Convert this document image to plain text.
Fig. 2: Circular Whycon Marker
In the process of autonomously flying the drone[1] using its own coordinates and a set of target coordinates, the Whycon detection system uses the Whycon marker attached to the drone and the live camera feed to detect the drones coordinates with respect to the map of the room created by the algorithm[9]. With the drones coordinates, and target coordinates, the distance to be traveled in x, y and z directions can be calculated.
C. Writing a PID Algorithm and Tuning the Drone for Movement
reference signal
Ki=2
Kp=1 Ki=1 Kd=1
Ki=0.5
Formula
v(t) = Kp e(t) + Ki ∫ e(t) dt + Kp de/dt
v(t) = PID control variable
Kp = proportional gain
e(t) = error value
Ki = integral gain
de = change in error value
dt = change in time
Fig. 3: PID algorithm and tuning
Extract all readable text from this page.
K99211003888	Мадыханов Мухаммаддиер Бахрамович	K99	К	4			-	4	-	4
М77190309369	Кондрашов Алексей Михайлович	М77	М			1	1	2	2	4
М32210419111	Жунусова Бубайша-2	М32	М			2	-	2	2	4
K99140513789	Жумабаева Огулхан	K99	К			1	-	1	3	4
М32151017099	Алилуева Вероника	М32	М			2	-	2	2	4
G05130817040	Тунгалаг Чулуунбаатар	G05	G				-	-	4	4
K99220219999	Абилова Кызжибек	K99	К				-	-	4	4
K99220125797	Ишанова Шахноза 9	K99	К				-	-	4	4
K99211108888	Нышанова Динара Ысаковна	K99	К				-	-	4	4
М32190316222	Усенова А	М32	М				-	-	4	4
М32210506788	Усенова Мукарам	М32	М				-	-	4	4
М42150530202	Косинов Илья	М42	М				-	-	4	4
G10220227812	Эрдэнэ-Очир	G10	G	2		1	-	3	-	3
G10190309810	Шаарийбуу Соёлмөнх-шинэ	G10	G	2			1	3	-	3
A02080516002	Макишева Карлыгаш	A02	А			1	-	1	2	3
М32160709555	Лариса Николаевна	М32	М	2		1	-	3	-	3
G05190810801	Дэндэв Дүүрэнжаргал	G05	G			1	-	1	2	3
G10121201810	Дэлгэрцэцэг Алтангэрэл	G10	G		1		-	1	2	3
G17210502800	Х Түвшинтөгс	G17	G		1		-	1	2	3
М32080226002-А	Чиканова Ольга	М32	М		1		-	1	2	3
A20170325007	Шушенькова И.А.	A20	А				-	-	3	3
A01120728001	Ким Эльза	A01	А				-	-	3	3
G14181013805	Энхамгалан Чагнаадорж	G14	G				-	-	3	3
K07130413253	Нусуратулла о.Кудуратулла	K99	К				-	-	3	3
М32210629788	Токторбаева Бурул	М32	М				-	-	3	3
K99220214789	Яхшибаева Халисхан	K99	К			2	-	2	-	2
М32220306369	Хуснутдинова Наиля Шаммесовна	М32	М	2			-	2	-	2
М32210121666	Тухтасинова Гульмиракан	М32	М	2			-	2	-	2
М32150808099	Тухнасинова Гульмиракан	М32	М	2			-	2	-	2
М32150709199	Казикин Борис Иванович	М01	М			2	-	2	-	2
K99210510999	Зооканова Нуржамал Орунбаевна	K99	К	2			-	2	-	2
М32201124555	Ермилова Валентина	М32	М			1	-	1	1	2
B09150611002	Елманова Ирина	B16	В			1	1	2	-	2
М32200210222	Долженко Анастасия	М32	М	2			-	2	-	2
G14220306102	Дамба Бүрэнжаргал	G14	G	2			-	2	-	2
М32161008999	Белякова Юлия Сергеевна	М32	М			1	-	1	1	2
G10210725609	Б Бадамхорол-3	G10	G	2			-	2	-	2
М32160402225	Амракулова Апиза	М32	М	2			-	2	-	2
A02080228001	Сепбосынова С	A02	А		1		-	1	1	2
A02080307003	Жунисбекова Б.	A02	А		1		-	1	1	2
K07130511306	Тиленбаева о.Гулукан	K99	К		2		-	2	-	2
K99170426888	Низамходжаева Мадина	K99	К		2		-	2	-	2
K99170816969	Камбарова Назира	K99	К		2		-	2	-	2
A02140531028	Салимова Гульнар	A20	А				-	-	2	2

■ ■ ■ ■

TASK PROMPT ->
For each line in the data above that contains the string "Гульмиракан", extract the line.

SOLUTION ->
М32210121666	Тухтасинова Гульмиракан	М32	М	2			-	2	-	2
М32150808099	Тухнасинова Гульмиракан	М32	М	2			-	2	-	2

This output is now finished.